- Your objective:
Wherever a line holds the word "Celcius", copy that line out.

──────── Data provided ────────

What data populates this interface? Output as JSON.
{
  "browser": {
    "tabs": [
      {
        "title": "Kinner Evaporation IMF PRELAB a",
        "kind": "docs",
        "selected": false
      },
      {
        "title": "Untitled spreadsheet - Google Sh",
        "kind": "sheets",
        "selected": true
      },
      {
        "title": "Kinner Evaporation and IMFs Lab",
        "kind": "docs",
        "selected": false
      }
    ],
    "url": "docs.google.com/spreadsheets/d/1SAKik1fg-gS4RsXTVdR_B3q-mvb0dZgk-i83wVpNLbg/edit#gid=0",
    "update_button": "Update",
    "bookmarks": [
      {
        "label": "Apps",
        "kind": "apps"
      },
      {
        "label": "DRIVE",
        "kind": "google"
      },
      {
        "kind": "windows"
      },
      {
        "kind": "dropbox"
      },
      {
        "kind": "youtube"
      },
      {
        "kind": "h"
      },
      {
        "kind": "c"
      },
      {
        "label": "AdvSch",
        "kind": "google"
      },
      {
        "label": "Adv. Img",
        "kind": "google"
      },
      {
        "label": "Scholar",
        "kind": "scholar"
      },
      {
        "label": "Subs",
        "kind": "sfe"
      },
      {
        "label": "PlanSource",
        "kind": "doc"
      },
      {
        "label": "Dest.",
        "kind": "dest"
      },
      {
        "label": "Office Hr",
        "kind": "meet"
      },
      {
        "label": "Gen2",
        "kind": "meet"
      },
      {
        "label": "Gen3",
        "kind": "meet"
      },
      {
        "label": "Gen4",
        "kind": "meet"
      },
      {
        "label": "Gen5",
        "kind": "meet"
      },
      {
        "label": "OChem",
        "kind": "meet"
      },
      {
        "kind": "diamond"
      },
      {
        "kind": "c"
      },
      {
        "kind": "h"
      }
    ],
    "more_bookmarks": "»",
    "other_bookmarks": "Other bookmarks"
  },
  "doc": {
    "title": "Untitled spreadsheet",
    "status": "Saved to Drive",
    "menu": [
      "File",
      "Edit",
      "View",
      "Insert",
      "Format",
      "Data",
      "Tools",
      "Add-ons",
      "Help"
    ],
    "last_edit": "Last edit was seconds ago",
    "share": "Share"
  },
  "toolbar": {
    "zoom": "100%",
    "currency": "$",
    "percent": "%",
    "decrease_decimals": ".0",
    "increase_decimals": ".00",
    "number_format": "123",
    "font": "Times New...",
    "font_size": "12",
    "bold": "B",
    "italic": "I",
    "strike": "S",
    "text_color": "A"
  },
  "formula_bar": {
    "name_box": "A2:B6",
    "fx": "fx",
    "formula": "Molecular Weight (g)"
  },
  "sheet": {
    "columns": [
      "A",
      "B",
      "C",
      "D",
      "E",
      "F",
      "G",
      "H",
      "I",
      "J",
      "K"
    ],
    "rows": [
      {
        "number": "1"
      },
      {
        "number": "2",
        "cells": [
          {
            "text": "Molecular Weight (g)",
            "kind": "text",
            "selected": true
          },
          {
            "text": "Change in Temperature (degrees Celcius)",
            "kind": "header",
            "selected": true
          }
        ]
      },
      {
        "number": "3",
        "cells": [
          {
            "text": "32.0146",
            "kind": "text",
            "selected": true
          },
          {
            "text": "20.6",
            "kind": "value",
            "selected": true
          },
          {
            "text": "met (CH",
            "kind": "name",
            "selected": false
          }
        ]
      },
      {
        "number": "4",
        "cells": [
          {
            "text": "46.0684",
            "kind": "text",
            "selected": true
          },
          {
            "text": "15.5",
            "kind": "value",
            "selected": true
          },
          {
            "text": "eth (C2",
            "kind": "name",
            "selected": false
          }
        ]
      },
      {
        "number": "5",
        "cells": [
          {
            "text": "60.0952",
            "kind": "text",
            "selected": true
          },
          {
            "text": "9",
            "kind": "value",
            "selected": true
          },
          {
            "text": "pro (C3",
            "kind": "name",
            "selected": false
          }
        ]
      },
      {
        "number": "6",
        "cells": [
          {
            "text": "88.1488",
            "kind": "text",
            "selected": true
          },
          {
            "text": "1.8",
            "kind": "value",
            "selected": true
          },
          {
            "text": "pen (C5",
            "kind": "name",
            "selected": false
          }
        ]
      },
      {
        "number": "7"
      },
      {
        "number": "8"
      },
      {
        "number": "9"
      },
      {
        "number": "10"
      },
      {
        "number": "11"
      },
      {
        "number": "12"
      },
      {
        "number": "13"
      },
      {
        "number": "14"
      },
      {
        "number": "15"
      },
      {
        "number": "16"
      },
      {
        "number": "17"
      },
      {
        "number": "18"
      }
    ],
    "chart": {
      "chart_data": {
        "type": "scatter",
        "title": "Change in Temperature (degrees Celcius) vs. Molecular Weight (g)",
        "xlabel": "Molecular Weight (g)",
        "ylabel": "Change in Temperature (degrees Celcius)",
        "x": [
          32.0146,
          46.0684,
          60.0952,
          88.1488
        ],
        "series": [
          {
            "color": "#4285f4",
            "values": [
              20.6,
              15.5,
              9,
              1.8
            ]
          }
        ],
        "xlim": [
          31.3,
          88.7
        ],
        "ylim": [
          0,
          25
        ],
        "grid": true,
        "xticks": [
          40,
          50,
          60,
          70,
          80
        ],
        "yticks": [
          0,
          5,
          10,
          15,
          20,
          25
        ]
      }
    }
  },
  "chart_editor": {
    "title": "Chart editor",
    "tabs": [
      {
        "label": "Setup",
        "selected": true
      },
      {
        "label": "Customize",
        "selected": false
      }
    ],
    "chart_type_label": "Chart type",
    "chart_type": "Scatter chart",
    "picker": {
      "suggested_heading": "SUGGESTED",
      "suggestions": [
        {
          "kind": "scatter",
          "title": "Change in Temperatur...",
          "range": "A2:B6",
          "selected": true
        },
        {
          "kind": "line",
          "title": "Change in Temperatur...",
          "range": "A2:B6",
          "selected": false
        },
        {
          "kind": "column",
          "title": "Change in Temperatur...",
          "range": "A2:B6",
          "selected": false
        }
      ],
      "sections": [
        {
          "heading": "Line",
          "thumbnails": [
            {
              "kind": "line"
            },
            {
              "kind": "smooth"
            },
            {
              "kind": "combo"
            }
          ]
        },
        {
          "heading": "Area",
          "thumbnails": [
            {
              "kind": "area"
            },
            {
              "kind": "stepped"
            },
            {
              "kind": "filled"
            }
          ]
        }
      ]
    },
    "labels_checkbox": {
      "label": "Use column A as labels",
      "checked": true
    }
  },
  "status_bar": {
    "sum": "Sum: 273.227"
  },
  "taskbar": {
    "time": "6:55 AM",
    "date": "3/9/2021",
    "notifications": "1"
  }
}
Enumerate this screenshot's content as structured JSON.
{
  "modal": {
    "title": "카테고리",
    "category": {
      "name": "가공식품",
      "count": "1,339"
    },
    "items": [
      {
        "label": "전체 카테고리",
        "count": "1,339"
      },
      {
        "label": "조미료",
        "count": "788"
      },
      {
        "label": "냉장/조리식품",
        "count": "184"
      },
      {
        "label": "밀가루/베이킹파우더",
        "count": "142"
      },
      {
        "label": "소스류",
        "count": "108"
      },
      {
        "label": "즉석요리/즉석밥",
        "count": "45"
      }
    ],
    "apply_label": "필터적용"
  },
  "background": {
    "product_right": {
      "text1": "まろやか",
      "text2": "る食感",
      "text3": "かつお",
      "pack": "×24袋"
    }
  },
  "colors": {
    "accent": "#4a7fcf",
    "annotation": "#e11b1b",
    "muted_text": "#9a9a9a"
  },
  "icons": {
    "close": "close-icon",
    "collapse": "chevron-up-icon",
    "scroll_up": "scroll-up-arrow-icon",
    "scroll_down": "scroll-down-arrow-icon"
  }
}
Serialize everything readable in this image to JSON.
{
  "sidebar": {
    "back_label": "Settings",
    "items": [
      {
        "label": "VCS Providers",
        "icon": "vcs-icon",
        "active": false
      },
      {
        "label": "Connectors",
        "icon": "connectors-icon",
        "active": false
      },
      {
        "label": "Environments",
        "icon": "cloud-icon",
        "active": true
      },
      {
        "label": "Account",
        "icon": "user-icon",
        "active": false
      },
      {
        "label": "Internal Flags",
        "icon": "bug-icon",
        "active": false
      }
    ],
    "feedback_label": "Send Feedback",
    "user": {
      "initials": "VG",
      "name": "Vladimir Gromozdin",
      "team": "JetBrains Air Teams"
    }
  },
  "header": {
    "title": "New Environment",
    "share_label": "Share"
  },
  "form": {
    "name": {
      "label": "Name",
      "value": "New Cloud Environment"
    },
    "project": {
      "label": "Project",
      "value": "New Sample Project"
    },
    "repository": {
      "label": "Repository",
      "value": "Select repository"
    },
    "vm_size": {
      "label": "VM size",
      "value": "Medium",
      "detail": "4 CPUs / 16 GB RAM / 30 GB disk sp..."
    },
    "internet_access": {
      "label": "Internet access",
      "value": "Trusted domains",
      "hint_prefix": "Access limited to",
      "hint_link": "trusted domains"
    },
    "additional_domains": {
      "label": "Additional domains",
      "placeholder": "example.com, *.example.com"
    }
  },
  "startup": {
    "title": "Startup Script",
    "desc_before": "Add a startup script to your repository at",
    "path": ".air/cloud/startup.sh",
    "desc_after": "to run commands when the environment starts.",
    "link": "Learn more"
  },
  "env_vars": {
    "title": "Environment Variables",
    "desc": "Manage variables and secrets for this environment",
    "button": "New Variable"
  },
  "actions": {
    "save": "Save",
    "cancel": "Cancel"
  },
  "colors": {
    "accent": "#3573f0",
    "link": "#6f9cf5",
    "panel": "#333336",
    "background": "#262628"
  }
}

────────

- Result:
            "text": "Change in Temperature (degrees Celcius)",
        "title": "Change in Temperature (degrees Celcius) vs. Molecular Weight (g)",
        "ylabel": "Change in Temperature (degrees Celcius)",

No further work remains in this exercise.